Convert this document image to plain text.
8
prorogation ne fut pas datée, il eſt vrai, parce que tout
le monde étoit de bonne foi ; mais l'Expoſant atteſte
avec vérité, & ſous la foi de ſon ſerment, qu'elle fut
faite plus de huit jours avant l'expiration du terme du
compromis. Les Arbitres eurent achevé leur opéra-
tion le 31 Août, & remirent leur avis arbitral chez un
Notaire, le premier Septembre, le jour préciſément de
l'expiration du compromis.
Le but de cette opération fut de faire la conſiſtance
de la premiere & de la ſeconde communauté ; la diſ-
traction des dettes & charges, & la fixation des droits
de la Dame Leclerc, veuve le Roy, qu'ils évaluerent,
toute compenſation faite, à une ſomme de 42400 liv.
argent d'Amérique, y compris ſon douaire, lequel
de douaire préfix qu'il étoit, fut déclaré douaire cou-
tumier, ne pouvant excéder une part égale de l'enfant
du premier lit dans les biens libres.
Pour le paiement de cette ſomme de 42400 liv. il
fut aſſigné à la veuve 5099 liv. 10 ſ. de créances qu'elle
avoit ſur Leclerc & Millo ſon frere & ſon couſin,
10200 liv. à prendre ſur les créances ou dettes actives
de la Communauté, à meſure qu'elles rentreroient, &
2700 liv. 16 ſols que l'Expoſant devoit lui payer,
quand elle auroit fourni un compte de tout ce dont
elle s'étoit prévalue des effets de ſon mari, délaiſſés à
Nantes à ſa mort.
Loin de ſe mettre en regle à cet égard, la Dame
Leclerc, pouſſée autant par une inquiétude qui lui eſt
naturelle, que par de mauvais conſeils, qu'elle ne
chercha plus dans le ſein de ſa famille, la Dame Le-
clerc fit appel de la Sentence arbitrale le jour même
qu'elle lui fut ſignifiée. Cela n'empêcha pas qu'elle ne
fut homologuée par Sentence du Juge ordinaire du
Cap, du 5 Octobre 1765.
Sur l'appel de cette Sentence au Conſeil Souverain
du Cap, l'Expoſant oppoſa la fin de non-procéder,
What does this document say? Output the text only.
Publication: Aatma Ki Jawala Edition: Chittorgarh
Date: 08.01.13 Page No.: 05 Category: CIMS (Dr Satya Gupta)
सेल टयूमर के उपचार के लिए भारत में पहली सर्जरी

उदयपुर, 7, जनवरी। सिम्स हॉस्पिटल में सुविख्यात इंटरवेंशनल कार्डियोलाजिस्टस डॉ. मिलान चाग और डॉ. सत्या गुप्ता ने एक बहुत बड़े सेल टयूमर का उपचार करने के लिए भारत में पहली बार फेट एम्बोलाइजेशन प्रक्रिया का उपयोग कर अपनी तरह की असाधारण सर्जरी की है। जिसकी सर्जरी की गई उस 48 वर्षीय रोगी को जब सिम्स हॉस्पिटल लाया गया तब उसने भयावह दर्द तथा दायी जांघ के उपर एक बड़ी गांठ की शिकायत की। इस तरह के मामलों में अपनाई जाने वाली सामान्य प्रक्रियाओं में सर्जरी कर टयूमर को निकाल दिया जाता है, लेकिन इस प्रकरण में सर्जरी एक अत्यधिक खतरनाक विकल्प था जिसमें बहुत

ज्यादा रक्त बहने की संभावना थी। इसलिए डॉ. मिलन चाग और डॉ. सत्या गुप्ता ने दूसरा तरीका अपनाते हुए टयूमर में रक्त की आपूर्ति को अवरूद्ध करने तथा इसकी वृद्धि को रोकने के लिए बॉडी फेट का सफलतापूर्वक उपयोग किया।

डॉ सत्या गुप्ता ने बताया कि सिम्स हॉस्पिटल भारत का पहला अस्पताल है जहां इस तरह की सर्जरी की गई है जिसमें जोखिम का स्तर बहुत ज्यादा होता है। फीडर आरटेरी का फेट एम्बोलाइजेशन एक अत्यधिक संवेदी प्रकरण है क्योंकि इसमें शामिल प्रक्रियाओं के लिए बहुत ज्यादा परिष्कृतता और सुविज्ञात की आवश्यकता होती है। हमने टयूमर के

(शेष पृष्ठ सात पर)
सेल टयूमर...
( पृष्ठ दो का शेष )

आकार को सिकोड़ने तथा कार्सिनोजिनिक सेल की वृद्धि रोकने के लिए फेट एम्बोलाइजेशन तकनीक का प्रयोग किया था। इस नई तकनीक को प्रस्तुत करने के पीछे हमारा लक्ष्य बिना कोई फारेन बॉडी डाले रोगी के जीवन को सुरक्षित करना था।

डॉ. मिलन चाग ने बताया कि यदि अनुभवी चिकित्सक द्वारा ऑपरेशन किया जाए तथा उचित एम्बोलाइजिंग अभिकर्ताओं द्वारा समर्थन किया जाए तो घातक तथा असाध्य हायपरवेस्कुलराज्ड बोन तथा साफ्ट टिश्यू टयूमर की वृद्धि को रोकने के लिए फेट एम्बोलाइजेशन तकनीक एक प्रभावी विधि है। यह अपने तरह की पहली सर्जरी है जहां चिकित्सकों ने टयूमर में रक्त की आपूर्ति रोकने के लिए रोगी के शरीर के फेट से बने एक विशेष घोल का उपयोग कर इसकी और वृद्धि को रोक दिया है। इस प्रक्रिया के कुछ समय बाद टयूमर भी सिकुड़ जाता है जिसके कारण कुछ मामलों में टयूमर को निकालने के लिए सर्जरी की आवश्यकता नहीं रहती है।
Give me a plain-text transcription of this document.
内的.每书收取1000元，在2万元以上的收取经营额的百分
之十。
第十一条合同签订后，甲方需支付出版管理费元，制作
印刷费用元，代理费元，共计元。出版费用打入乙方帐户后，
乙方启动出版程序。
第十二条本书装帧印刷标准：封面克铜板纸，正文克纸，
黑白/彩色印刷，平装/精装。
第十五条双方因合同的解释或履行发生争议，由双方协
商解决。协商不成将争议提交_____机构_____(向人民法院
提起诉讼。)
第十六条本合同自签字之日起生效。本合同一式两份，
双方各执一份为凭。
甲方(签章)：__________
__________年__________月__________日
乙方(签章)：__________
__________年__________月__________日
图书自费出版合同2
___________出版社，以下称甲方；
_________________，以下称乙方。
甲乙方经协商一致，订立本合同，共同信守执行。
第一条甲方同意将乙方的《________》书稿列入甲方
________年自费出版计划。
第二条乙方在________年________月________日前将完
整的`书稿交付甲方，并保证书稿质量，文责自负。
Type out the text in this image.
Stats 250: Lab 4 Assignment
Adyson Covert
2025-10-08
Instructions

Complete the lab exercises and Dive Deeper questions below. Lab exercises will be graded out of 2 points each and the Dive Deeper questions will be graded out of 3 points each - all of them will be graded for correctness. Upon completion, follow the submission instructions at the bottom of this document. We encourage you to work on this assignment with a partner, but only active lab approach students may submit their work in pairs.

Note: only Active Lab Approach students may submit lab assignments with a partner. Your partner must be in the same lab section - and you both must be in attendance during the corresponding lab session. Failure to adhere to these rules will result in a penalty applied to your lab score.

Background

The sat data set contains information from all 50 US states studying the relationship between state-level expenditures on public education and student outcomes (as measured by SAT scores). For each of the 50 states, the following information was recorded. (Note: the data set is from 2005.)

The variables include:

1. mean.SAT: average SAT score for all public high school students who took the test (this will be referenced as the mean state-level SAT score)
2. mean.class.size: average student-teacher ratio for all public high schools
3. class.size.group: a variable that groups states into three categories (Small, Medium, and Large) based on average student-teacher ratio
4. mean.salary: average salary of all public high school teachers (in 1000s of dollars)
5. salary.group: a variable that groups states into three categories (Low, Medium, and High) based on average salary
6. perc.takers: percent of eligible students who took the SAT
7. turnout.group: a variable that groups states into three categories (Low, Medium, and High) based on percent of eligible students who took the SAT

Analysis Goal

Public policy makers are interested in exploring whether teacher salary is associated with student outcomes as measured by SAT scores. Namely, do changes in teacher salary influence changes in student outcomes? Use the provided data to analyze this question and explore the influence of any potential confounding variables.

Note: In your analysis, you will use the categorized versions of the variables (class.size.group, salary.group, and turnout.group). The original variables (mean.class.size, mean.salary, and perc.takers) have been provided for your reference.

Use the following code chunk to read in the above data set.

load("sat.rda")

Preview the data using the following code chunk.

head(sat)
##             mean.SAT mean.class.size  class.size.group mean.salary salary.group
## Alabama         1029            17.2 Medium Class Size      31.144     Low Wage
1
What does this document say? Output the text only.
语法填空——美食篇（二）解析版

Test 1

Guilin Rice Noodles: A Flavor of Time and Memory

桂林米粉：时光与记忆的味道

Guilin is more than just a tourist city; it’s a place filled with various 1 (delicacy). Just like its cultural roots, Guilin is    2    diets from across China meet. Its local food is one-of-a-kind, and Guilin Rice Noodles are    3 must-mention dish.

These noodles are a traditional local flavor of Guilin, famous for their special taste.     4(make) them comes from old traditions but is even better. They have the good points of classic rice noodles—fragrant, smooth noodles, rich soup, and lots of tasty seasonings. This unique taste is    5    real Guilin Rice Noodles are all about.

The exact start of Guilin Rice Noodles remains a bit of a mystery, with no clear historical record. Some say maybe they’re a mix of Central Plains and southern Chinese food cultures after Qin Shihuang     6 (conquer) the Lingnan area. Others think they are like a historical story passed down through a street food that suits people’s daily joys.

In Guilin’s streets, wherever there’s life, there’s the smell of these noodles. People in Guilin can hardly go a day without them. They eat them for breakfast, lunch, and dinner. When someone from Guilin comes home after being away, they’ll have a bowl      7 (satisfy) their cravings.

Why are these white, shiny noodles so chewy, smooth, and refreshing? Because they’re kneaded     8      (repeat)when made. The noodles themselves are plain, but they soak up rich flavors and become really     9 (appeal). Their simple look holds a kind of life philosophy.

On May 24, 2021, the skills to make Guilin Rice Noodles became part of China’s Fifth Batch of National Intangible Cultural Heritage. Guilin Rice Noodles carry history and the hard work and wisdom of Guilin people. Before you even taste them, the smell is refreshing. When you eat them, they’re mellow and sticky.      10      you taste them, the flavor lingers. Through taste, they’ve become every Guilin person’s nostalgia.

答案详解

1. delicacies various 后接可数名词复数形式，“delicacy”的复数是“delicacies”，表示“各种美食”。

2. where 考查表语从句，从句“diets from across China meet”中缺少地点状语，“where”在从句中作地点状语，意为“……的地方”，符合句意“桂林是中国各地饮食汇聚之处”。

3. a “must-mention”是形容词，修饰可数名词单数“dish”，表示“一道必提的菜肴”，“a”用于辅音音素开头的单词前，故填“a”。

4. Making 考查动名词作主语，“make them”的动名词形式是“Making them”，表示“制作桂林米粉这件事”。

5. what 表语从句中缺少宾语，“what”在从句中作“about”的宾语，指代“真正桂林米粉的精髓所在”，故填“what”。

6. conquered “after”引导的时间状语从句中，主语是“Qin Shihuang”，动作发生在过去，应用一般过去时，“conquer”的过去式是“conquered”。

****************************************

* [Exercise]: Scan the listing above and identify each line holding the string "Sentence"; copy every such line.

* [Exercise response]:
clerc fit appel de la Sentence arbitrale le jour même
fut homologuée par Sentence du Juge ordinaire du
Sur l'appel de cette Sentence au Conſeil Souverain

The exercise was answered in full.